== RECORDED INFORMATION
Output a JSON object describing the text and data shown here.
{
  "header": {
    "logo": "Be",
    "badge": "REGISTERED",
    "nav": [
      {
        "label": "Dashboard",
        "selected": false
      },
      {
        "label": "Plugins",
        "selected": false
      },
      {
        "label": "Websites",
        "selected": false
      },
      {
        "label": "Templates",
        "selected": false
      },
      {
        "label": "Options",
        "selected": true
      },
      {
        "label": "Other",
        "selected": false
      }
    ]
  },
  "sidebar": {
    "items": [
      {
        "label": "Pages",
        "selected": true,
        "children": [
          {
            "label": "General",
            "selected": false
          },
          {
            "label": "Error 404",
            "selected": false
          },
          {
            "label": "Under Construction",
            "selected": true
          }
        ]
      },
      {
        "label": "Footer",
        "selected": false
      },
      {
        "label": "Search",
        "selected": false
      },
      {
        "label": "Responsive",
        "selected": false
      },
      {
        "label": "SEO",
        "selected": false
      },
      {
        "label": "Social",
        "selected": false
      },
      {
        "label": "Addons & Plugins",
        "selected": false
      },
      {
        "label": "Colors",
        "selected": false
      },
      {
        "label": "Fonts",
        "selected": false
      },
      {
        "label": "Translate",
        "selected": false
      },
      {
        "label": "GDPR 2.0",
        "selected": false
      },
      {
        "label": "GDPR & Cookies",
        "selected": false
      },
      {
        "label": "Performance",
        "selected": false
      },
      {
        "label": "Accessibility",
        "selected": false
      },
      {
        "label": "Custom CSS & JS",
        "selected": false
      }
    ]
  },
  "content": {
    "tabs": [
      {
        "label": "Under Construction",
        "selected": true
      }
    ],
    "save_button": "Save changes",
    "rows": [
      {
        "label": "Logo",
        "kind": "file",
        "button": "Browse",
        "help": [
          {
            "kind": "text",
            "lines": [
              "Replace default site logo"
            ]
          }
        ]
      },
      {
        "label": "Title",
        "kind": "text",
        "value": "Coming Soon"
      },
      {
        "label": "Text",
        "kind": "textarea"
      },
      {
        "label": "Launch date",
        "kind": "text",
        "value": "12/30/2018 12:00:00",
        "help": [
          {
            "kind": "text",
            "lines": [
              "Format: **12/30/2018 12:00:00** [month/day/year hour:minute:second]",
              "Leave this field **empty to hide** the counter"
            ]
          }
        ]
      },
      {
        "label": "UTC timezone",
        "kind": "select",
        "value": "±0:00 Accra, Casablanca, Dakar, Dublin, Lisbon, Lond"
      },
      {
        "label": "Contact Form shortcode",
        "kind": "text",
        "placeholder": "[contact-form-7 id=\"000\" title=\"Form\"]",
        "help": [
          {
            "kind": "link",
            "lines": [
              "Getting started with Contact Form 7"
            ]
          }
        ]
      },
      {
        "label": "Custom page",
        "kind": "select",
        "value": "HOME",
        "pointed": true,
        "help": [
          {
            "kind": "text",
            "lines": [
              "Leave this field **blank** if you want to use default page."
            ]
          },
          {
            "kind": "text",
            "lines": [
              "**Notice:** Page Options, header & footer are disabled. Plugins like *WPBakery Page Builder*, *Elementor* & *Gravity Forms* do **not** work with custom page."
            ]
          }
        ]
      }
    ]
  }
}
====
== RECORDED INFORMATION
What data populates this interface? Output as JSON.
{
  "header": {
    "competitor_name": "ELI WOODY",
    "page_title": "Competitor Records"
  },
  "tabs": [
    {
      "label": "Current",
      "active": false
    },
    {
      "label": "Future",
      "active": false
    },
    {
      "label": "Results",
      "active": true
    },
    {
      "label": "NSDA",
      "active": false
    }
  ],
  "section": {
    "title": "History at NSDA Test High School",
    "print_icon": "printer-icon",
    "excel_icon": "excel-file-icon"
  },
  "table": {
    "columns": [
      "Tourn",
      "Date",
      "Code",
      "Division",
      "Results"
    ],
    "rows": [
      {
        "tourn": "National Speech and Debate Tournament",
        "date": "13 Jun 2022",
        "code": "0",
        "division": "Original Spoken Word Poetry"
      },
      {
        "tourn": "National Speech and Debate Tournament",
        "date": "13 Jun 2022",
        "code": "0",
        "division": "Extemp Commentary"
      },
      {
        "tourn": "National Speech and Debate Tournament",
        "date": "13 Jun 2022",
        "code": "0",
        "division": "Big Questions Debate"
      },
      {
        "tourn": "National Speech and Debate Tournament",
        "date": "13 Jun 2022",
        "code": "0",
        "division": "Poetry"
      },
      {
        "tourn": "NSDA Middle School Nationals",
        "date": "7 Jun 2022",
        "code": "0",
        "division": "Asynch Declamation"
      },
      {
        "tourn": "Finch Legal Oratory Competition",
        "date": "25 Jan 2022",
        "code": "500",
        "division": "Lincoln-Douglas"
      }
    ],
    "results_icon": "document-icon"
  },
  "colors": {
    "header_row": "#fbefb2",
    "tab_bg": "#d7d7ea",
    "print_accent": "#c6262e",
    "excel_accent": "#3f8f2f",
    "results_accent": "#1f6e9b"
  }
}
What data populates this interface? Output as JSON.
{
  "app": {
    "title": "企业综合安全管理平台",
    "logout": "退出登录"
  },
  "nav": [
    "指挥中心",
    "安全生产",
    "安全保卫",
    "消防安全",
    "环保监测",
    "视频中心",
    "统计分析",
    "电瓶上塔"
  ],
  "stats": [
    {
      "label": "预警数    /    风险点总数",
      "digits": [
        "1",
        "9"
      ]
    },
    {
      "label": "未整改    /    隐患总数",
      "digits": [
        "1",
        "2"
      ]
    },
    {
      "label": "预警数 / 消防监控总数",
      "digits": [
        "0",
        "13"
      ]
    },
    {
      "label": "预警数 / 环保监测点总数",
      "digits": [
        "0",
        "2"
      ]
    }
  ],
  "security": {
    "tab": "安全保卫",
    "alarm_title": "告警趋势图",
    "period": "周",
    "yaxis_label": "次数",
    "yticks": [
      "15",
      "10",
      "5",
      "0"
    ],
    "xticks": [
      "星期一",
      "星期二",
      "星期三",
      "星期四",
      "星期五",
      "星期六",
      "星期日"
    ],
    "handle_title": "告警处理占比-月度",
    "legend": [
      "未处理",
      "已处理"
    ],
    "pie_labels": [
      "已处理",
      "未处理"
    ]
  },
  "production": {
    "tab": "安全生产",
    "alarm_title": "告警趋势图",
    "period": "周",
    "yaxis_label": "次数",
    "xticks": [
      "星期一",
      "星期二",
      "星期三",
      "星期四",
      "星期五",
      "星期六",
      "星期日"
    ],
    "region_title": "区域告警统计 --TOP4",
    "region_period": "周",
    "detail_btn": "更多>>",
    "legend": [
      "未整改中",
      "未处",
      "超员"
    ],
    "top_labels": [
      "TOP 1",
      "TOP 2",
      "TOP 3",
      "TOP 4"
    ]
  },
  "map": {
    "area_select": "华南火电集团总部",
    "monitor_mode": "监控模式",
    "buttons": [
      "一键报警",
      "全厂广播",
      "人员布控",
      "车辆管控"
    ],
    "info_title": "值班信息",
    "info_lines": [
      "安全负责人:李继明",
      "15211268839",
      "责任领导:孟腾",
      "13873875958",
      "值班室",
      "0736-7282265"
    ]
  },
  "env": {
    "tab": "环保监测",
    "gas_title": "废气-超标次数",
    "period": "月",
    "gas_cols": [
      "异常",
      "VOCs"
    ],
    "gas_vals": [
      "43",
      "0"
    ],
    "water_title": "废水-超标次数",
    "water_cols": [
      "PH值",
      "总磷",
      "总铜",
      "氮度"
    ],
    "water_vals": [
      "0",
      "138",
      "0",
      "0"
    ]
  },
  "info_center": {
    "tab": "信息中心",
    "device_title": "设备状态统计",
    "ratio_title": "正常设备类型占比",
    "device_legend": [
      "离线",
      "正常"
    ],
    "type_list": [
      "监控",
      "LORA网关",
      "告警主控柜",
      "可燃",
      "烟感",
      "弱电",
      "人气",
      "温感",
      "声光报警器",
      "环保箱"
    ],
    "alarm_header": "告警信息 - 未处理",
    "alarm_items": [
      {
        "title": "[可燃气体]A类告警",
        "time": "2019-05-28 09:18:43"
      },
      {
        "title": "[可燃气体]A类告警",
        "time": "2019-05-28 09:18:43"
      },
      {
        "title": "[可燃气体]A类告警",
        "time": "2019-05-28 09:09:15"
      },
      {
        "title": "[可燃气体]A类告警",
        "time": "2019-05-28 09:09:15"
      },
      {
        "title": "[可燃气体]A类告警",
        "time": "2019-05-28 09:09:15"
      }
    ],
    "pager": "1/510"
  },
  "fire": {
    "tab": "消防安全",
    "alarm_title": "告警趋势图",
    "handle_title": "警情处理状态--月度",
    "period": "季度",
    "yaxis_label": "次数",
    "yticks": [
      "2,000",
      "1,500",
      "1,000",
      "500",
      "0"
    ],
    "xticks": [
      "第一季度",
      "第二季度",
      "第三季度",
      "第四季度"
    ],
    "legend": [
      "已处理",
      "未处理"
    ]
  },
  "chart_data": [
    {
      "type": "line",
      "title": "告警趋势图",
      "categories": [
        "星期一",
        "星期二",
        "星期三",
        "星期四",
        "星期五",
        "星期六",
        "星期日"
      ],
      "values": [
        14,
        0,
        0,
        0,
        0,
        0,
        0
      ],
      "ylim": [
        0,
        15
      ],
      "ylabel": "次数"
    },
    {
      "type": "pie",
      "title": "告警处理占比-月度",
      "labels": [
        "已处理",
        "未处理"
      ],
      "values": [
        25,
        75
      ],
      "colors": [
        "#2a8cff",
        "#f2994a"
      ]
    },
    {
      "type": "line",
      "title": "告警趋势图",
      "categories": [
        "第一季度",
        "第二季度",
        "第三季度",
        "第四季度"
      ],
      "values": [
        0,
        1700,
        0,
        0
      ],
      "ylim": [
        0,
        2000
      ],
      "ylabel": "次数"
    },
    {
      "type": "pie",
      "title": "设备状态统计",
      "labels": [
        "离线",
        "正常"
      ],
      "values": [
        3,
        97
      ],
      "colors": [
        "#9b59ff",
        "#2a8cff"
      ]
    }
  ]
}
====
Looking at the records above, report how many lines contain the word "Poetry". Answer with the number only.

2